— Provided records —
______________________________

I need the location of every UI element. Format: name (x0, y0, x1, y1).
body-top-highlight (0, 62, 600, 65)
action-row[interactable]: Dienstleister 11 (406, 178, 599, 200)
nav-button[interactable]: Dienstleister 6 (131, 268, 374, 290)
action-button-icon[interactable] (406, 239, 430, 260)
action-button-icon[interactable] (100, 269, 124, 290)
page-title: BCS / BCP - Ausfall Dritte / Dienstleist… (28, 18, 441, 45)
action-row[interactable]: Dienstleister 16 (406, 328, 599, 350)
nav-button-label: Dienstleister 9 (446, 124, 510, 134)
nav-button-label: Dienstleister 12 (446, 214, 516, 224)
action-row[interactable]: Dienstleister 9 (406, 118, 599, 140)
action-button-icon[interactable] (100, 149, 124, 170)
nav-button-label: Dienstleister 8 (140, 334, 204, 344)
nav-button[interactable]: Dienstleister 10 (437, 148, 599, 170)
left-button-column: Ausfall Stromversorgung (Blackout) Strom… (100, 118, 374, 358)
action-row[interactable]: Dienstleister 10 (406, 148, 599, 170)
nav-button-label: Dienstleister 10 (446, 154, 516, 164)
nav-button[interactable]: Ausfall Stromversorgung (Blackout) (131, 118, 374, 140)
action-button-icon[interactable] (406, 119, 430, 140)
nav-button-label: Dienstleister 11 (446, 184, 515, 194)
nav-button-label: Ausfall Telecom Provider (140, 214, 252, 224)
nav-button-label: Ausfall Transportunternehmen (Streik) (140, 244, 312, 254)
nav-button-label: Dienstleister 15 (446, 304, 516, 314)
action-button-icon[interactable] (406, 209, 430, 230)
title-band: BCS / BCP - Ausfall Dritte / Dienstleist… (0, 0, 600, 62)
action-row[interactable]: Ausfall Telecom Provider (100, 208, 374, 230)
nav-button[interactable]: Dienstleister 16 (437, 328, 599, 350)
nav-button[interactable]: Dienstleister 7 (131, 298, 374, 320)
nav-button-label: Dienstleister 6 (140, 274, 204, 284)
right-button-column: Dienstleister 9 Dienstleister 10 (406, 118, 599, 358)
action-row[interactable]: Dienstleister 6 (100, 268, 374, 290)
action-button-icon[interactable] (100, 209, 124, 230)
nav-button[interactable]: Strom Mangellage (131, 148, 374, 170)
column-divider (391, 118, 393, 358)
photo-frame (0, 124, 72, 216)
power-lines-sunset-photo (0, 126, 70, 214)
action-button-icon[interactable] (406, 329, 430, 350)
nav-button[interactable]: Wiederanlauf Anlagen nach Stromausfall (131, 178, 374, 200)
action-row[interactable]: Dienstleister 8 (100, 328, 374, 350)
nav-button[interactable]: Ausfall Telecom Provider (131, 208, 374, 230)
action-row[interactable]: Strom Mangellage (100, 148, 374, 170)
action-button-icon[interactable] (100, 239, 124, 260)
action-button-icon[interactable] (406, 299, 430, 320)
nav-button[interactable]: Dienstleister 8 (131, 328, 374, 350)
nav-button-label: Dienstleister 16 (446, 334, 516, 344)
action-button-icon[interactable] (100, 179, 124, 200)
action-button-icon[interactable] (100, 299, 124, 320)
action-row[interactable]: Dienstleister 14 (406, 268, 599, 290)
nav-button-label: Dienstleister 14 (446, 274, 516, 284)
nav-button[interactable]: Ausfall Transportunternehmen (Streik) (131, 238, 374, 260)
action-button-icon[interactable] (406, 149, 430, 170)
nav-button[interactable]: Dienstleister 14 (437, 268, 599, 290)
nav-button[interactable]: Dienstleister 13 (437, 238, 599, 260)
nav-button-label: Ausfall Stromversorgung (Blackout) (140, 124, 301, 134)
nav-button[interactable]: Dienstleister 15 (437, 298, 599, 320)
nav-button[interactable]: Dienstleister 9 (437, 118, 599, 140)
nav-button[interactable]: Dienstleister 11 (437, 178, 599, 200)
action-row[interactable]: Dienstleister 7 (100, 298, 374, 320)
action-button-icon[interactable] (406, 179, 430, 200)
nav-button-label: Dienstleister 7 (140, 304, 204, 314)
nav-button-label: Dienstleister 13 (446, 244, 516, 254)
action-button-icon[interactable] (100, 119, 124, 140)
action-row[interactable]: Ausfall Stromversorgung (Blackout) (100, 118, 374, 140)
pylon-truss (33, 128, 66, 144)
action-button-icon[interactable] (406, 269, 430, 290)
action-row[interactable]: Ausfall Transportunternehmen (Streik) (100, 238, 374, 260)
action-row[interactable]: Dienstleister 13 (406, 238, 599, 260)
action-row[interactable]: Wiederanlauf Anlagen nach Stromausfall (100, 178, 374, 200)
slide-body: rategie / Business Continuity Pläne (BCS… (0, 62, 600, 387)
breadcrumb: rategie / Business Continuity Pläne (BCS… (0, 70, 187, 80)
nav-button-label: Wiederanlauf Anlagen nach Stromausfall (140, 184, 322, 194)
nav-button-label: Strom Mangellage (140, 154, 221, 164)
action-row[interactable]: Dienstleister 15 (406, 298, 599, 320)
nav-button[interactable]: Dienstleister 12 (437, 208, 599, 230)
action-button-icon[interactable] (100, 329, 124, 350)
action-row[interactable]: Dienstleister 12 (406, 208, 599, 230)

______________________________

Update the records from their first line through the line containing "action-row[interactable]: Dienstleister 10": change each "action-button-icon" to "action-icon" and leave everything else in those lines unchanged. Output only those lines.

— Expected answer —
I need the location of every UI element. Format: name (x0, y0, x1, y1).
body-top-highlight (0, 62, 600, 65)
action-row[interactable]: Dienstleister 11 (406, 178, 599, 200)
nav-button[interactable]: Dienstleister 6 (131, 268, 374, 290)
action-icon[interactable] (406, 239, 430, 260)
action-icon[interactable] (100, 269, 124, 290)
page-title: BCS / BCP - Ausfall Dritte / Dienstleist… (28, 18, 441, 45)
action-row[interactable]: Dienstleister 16 (406, 328, 599, 350)
nav-button-label: Dienstleister 9 (446, 124, 510, 134)
nav-button-label: Dienstleister 12 (446, 214, 516, 224)
action-row[interactable]: Dienstleister 9 (406, 118, 599, 140)
action-icon[interactable] (100, 149, 124, 170)
nav-button-label: Dienstleister 8 (140, 334, 204, 344)
nav-button[interactable]: Dienstleister 10 (437, 148, 599, 170)
left-button-column: Ausfall Stromversorgung (Blackout) Strom… (100, 118, 374, 358)
action-row[interactable]: Dienstleister 10 (406, 148, 599, 170)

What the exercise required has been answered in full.